## RECORDED INFORMATION
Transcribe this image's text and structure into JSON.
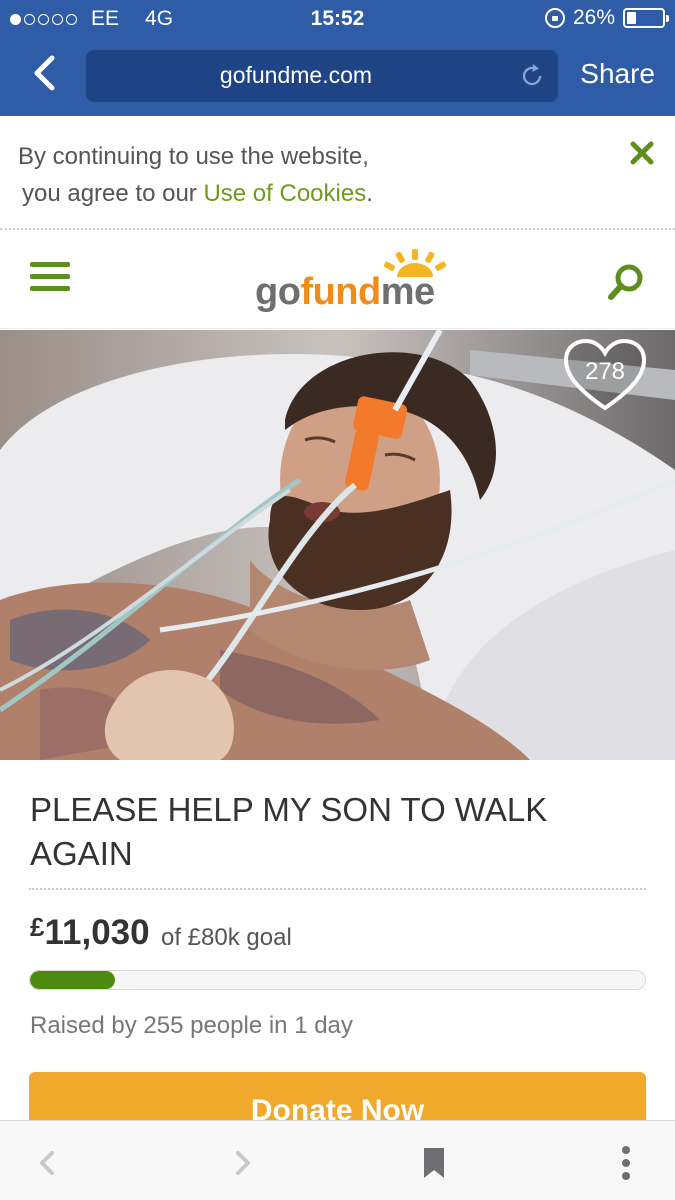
{
  "status_bar": {
    "carrier": "EE",
    "network": "4G",
    "time": "15:52",
    "battery_text": "26%",
    "battery_level": 0.26,
    "signal_bars_filled": 1,
    "signal_bars_total": 5
  },
  "browser": {
    "url": "gofundme.com",
    "share_label": "Share",
    "back_icon": "chevron-left-icon",
    "reload_icon": "reload-icon"
  },
  "cookie_banner": {
    "line1": "By continuing to use the website,",
    "line2_prefix": "you agree to our ",
    "link_text": "Use of Cookies",
    "line2_suffix": ".",
    "close_icon": "close-icon"
  },
  "site_header": {
    "logo_go": "go",
    "logo_fund": "fund",
    "logo_me": "me",
    "menu_icon": "hamburger-menu-icon",
    "search_icon": "search-icon"
  },
  "campaign": {
    "hearts": "278",
    "title": "PLEASE HELP MY SON TO WALK AGAIN",
    "currency": "£",
    "raised_amount": "11,030",
    "goal_text": "of £80k goal",
    "progress_fraction": 0.138,
    "raised_by": "Raised by 255 people in 1 day",
    "donate_label": "Donate Now"
  },
  "colors": {
    "browser_bar": "#2f5ca6",
    "brand_green": "#5e8e1e",
    "brand_orange": "#f08c1a",
    "donate": "#f0a92d"
  }
}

## STATED TASK
Retype the listing exactly. Pictures do not belong in the copy.

## RESPONSE FOR THIS EXERCISE
Transcribe this image's text and structure into JSON.
{
  "status_bar": {
    "carrier": "EE",
    "network": "4G",
    "time": "15:52",
    "battery_text": "26%",
    "battery_level": 0.26,
    "signal_bars_filled": 1,
    "signal_bars_total": 5
  },
  "browser": {
    "url": "gofundme.com",
    "share_label": "Share",
    "back_icon": "chevron-left-icon",
    "reload_icon": "reload-icon"
  },
  "cookie_banner": {
    "line1": "By continuing to use the website,",
    "line2_prefix": "you agree to our ",
    "link_text": "Use of Cookies",
    "line2_suffix": ".",
    "close_icon": "close-icon"
  },
  "site_header": {
    "logo_go": "go",
    "logo_fund": "fund",
    "logo_me": "me",
    "menu_icon": "hamburger-menu-icon",
    "search_icon": "search-icon"
  },
  "campaign": {
    "hearts": "278",
    "title": "PLEASE HELP MY SON TO WALK AGAIN",
    "currency": "£",
    "raised_amount": "11,030",
    "goal_text": "of £80k goal",
    "progress_fraction": 0.138,
    "raised_by": "Raised by 255 people in 1 day",
    "donate_label": "Donate Now"
  },
  "colors": {
    "browser_bar": "#2f5ca6",
    "brand_green": "#5e8e1e",
    "brand_orange": "#f08c1a",
    "donate": "#f0a92d"
  }
}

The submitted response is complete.